# RECORDED DATA

____________________

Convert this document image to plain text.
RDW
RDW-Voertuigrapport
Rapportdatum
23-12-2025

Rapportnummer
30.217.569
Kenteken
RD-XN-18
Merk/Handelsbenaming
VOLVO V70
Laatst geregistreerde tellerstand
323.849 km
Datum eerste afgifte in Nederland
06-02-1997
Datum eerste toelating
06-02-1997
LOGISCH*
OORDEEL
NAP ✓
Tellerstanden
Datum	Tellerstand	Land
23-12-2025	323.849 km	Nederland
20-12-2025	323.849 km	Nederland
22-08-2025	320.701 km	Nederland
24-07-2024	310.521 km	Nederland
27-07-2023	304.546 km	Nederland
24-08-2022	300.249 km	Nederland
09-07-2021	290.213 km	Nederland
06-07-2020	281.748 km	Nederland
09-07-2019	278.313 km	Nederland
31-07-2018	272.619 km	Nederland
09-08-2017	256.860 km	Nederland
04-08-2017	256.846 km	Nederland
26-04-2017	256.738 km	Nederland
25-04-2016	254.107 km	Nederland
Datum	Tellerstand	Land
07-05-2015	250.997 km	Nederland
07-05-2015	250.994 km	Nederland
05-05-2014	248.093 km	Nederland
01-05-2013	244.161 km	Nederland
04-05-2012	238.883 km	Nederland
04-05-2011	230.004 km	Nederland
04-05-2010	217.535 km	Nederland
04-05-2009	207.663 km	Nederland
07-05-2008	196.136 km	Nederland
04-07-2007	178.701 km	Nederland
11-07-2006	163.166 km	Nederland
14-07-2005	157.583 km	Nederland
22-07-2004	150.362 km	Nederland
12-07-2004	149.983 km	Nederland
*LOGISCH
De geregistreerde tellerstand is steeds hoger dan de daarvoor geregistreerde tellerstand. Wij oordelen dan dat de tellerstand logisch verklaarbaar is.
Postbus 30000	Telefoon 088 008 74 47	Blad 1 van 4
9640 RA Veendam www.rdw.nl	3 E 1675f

____________________

# TASK DIRECTIONS
Gather up every line in the data above that contains the word "geregistreerde", copying each one.

# EXERCISE SOLUTION
Laatst geregistreerde tellerstand
De geregistreerde tellerstand is steeds hoger dan de daarvoor geregistreerde tellerstand. Wij oordelen dan dat de tellerstand logisch verklaarbaar is.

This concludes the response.